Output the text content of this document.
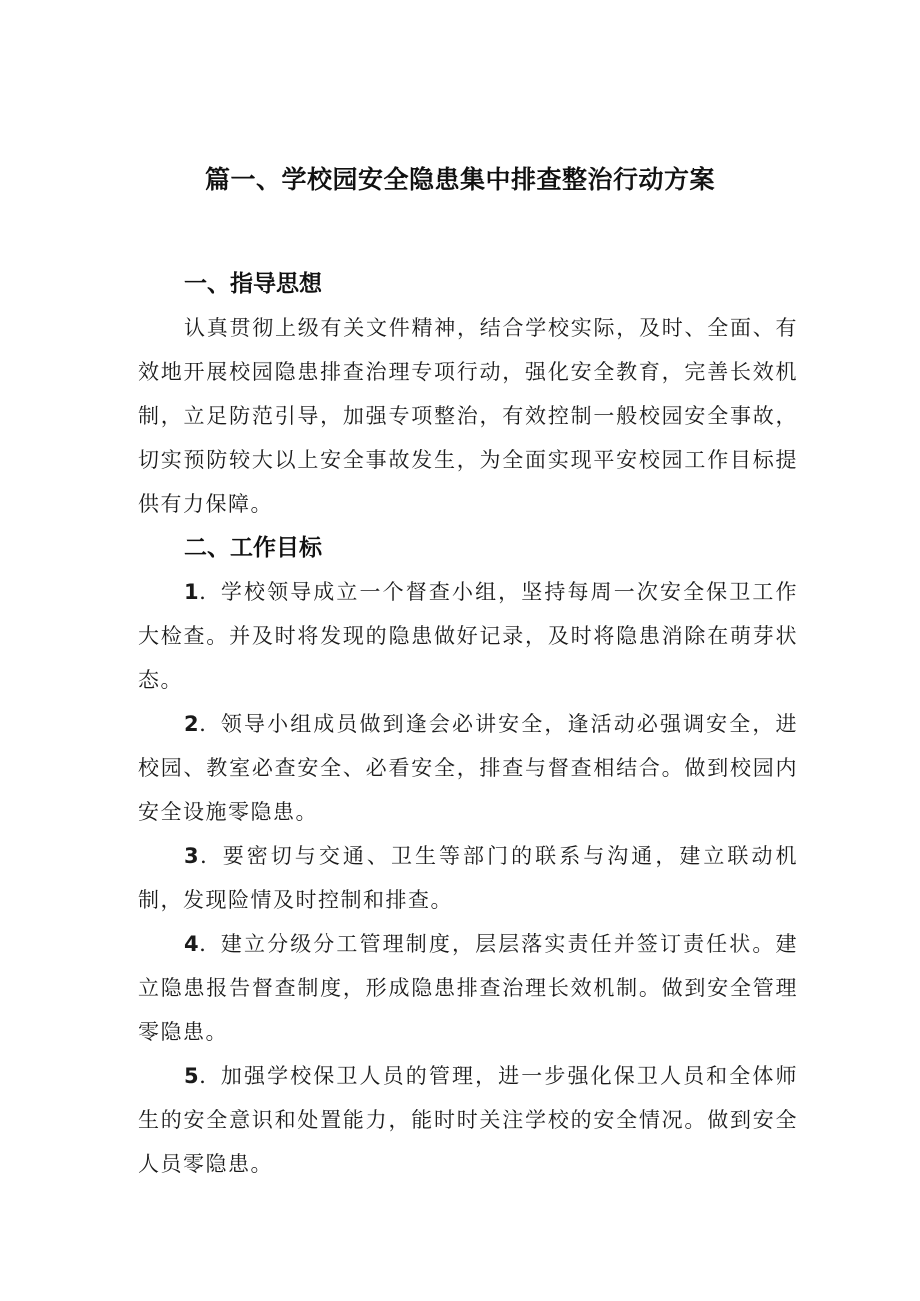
篇一、学校园安全隐患集中排查整治行动方案

一、指导思想

认真贯彻上级有关文件精神，结合学校实际，及时、全面、有效地开展校园隐患排查治理专项行动，强化安全教育，完善长效机制，立足防范引导，加强专项整治，有效控制一般校园安全事故，切实预防较大以上安全事故发生，为全面实现平安校园工作目标提供有力保障。

二、工作目标

1．学校领导成立一个督查小组，坚持每周一次安全保卫工作大检查。并及时将发现的隐患做好记录，及时将隐患消除在萌芽状态。

2．领导小组成员做到逢会必讲安全，逢活动必强调安全，进校园、教室必查安全、必看安全，排查与督查相结合。做到校园内安全设施零隐患。

3．要密切与交通、卫生等部门的联系与沟通，建立联动机制，发现险情及时控制和排查。

4．建立分级分工管理制度，层层落实责任并签订责任状。建立隐患报告督查制度，形成隐患排查治理长效机制。做到安全管理零隐患。

5．加强学校保卫人员的管理，进一步强化保卫人员和全体师生的安全意识和处置能力，能时时关注学校的安全情况。做到安全人员零隐患。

━━━━━━━━

Exercise aim
Pictures are excluded; repeat every record exactly.

In response
Output the text content of this document.
篇一、学校园安全隐患集中排查整治行动方案

一、指导思想

认真贯彻上级有关文件精神，结合学校实际，及时、全面、有效地开展校园隐患排查治理专项行动，强化安全教育，完善长效机制，立足防范引导，加强专项整治，有效控制一般校园安全事故，切实预防较大以上安全事故发生，为全面实现平安校园工作目标提供有力保障。

二、工作目标

1．学校领导成立一个督查小组，坚持每周一次安全保卫工作大检查。并及时将发现的隐患做好记录，及时将隐患消除在萌芽状态。

2．领导小组成员做到逢会必讲安全，逢活动必强调安全，进校园、教室必查安全、必看安全，排查与督查相结合。做到校园内安全设施零隐患。

3．要密切与交通、卫生等部门的联系与沟通，建立联动机制，发现险情及时控制和排查。

4．建立分级分工管理制度，层层落实责任并签订责任状。建立隐患报告督查制度，形成隐患排查治理长效机制。做到安全管理零隐患。

5．加强学校保卫人员的管理，进一步强化保卫人员和全体师生的安全意识和处置能力，能时时关注学校的安全情况。做到安全人员零隐患。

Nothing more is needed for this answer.